**Given instruction:**
Take the material below and write it all out again exactly.

**Provided material:**

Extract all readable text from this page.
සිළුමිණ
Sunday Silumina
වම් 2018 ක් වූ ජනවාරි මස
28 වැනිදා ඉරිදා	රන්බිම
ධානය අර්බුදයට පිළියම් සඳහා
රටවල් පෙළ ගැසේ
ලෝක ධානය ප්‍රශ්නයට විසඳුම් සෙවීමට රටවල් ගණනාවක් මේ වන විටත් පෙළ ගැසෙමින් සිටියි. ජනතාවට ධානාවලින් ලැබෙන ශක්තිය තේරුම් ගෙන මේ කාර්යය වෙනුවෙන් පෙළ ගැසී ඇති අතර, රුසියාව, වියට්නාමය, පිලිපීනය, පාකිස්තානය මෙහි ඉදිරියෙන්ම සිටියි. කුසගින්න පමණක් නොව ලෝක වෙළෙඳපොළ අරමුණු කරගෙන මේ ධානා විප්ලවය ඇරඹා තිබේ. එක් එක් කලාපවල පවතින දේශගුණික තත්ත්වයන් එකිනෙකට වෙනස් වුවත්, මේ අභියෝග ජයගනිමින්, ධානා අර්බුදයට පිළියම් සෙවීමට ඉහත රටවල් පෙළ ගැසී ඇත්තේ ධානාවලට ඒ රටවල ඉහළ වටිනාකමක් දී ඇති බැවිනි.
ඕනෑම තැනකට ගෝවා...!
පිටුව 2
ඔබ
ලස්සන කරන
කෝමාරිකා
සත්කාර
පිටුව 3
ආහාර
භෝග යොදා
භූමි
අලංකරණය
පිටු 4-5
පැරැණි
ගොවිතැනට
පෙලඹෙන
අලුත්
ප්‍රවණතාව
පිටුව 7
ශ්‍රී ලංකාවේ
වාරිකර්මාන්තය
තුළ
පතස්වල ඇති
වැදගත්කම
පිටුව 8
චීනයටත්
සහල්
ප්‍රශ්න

**Solved problem:**
Extract all readable text from this page.
සිළුමිණ
Sunday Silumina
වම් 2018 ක් වූ ජනවාරි මස
28 වැනිදා ඉරිදා	රන්බිම
ධානය අර්බුදයට පිළියම් සඳහා
රටවල් පෙළ ගැසේ
ලෝක ධානය ප්‍රශ්නයට විසඳුම් සෙවීමට රටවල් ගණනාවක් මේ වන විටත් පෙළ ගැසෙමින් සිටියි. ජනතාවට ධානාවලින් ලැබෙන ශක්තිය තේරුම් ගෙන මේ කාර්යය වෙනුවෙන් පෙළ ගැසී ඇති අතර, රුසියාව, වියට්නාමය, පිලිපීනය, පාකිස්තානය මෙහි ඉදිරියෙන්ම සිටියි. කුසගින්න පමණක් නොව ලෝක වෙළෙඳපොළ අරමුණු කරගෙන මේ ධානා විප්ලවය ඇරඹා තිබේ. එක් එක් කලාපවල පවතින දේශගුණික තත්ත්වයන් එකිනෙකට වෙනස් වුවත්, මේ අභියෝග ජයගනිමින්, ධානා අර්බුදයට පිළියම් සෙවීමට ඉහත රටවල් පෙළ ගැසී ඇත්තේ ධානාවලට ඒ රටවල ඉහළ වටිනාකමක් දී ඇති බැවිනි.
ඕනෑම තැනකට ගෝවා...!
පිටුව 2
ඔබ
ලස්සන කරන
කෝමාරිකා
සත්කාර
පිටුව 3
ආහාර
භෝග යොදා
භූමි
අලංකරණය
පිටු 4-5
පැරැණි
ගොවිතැනට
පෙලඹෙන
අලුත්
ප්‍රවණතාව
පිටුව 7
ශ්‍රී ලංකාවේ
වාරිකර්මාන්තය
තුළ
පතස්වල ඇති
වැදගත්කම
පිටුව 8
චීනයටත්
සහල්
ප්‍රශ්න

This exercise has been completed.